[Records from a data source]
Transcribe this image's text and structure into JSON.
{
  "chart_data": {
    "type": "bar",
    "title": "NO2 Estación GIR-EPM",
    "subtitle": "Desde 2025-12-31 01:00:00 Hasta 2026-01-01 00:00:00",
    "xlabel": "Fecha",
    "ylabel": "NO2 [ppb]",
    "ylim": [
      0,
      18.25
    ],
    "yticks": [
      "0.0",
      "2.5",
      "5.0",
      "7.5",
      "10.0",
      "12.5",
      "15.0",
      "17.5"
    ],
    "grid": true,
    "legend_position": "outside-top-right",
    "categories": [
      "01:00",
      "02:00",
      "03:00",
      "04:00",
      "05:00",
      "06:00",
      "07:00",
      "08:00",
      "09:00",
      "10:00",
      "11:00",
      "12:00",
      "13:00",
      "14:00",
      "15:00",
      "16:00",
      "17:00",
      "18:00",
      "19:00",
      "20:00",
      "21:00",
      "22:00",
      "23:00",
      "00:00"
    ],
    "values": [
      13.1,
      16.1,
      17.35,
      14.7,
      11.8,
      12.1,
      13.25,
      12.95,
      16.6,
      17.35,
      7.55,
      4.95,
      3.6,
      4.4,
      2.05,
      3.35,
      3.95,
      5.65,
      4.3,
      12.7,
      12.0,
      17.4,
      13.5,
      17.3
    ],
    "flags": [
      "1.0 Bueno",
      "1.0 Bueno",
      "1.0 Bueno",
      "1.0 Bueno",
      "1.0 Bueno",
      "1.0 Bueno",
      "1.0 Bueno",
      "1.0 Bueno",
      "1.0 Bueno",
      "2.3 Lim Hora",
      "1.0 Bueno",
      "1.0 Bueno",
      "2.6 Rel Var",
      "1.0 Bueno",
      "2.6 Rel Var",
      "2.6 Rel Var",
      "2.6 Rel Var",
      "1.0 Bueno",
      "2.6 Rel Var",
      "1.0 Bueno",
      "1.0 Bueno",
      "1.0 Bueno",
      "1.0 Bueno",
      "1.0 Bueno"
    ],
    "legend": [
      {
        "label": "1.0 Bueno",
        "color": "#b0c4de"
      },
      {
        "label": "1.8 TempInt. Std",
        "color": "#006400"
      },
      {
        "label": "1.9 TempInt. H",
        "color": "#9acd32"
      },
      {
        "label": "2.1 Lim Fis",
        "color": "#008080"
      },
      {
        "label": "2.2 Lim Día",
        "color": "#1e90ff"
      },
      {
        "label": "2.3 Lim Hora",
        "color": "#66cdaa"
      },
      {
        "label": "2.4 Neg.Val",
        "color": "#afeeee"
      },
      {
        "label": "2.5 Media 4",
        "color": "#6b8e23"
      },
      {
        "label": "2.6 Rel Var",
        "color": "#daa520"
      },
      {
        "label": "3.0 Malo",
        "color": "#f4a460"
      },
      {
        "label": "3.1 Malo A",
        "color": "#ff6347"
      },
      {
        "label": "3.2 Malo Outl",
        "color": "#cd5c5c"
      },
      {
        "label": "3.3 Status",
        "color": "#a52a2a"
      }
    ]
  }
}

→ Stated exercise:
Extract the complete listing verbatim.

→ Answer to this exercise:
Transcribe this image's text and structure into JSON.
{
  "chart_data": {
    "type": "bar",
    "title": "NO2 Estación GIR-EPM",
    "subtitle": "Desde 2025-12-31 01:00:00 Hasta 2026-01-01 00:00:00",
    "xlabel": "Fecha",
    "ylabel": "NO2 [ppb]",
    "ylim": [
      0,
      18.25
    ],
    "yticks": [
      "0.0",
      "2.5",
      "5.0",
      "7.5",
      "10.0",
      "12.5",
      "15.0",
      "17.5"
    ],
    "grid": true,
    "legend_position": "outside-top-right",
    "categories": [
      "01:00",
      "02:00",
      "03:00",
      "04:00",
      "05:00",
      "06:00",
      "07:00",
      "08:00",
      "09:00",
      "10:00",
      "11:00",
      "12:00",
      "13:00",
      "14:00",
      "15:00",
      "16:00",
      "17:00",
      "18:00",
      "19:00",
      "20:00",
      "21:00",
      "22:00",
      "23:00",
      "00:00"
    ],
    "values": [
      13.1,
      16.1,
      17.35,
      14.7,
      11.8,
      12.1,
      13.25,
      12.95,
      16.6,
      17.35,
      7.55,
      4.95,
      3.6,
      4.4,
      2.05,
      3.35,
      3.95,
      5.65,
      4.3,
      12.7,
      12.0,
      17.4,
      13.5,
      17.3
    ],
    "flags": [
      "1.0 Bueno",
      "1.0 Bueno",
      "1.0 Bueno",
      "1.0 Bueno",
      "1.0 Bueno",
      "1.0 Bueno",
      "1.0 Bueno",
      "1.0 Bueno",
      "1.0 Bueno",
      "2.3 Lim Hora",
      "1.0 Bueno",
      "1.0 Bueno",
      "2.6 Rel Var",
      "1.0 Bueno",
      "2.6 Rel Var",
      "2.6 Rel Var",
      "2.6 Rel Var",
      "1.0 Bueno",
      "2.6 Rel Var",
      "1.0 Bueno",
      "1.0 Bueno",
      "1.0 Bueno",
      "1.0 Bueno",
      "1.0 Bueno"
    ],
    "legend": [
      {
        "label": "1.0 Bueno",
        "color": "#b0c4de"
      },
      {
        "label": "1.8 TempInt. Std",
        "color": "#006400"
      },
      {
        "label": "1.9 TempInt. H",
        "color": "#9acd32"
      },
      {
        "label": "2.1 Lim Fis",
        "color": "#008080"
      },
      {
        "label": "2.2 Lim Día",
        "color": "#1e90ff"
      },
      {
        "label": "2.3 Lim Hora",
        "color": "#66cdaa"
      },
      {
        "label": "2.4 Neg.Val",
        "color": "#afeeee"
      },
      {
        "label": "2.5 Media 4",
        "color": "#6b8e23"
      },
      {
        "label": "2.6 Rel Var",
        "color": "#daa520"
      },
      {
        "label": "3.0 Malo",
        "color": "#f4a460"
      },
      {
        "label": "3.1 Malo A",
        "color": "#ff6347"
      },
      {
        "label": "3.2 Malo Outl",
        "color": "#cd5c5c"
      },
      {
        "label": "3.3 Status",
        "color": "#a52a2a"
      }
    ]
  }
}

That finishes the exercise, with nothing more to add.